Dataset entries:

▶

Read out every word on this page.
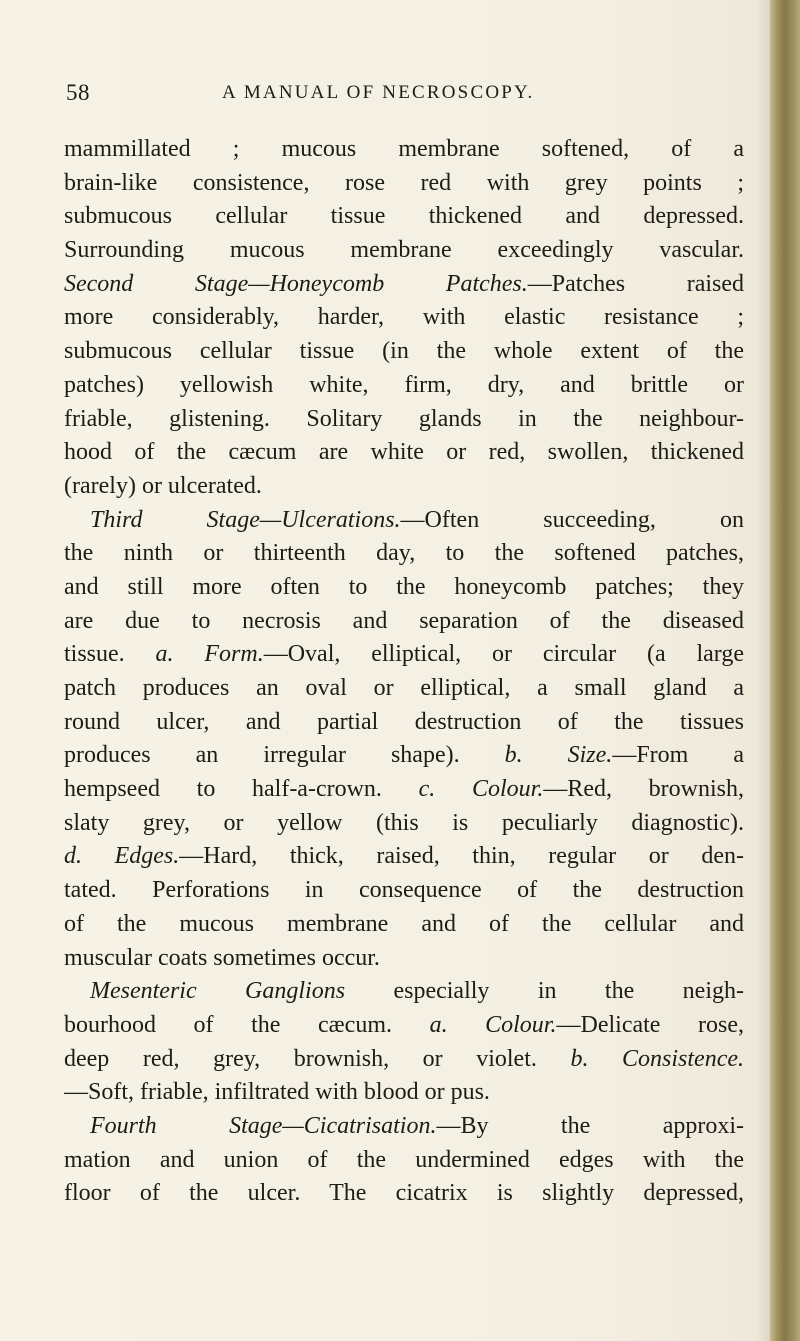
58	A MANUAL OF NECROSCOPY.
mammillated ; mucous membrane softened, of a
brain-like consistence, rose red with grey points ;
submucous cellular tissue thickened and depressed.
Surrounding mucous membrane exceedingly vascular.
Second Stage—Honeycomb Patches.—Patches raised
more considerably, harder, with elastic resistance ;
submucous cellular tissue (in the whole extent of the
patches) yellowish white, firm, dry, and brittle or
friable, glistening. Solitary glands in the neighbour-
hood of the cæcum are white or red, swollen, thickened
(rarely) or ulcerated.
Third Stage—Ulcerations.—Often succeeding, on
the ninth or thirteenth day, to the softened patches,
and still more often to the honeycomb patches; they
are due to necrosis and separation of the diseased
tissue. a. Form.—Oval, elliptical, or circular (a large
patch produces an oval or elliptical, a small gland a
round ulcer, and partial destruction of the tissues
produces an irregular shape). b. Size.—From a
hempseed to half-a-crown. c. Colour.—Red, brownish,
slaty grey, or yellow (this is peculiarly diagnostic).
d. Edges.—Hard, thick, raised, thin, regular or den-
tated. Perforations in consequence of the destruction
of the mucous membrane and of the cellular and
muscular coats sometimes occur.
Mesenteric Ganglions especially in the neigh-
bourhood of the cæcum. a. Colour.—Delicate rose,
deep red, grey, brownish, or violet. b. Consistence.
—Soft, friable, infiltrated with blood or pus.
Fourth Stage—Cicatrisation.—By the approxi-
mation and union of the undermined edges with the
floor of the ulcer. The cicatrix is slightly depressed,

◀

To be done: Restate the records word for word, omitting images.

Correct answer:
Read out every word on this page.
58	A MANUAL OF NECROSCOPY.
mammillated ; mucous membrane softened, of a
brain-like consistence, rose red with grey points ;
submucous cellular tissue thickened and depressed.
Surrounding mucous membrane exceedingly vascular.
Second Stage—Honeycomb Patches.—Patches raised
more considerably, harder, with elastic resistance ;
submucous cellular tissue (in the whole extent of the
patches) yellowish white, firm, dry, and brittle or
friable, glistening. Solitary glands in the neighbour-
hood of the cæcum are white or red, swollen, thickened
(rarely) or ulcerated.
Third Stage—Ulcerations.—Often succeeding, on
the ninth or thirteenth day, to the softened patches,
and still more often to the honeycomb patches; they
are due to necrosis and separation of the diseased
tissue. a. Form.—Oval, elliptical, or circular (a large
patch produces an oval or elliptical, a small gland a
round ulcer, and partial destruction of the tissues
produces an irregular shape). b. Size.—From a
hempseed to half-a-crown. c. Colour.—Red, brownish,
slaty grey, or yellow (this is peculiarly diagnostic).
d. Edges.—Hard, thick, raised, thin, regular or den-
tated. Perforations in consequence of the destruction
of the mucous membrane and of the cellular and
muscular coats sometimes occur.
Mesenteric Ganglions especially in the neigh-
bourhood of the cæcum. a. Colour.—Delicate rose,
deep red, grey, brownish, or violet. b. Consistence.
—Soft, friable, infiltrated with blood or pus.
Fourth Stage—Cicatrisation.—By the approxi-
mation and union of the undermined edges with the
floor of the ulcer. The cicatrix is slightly depressed,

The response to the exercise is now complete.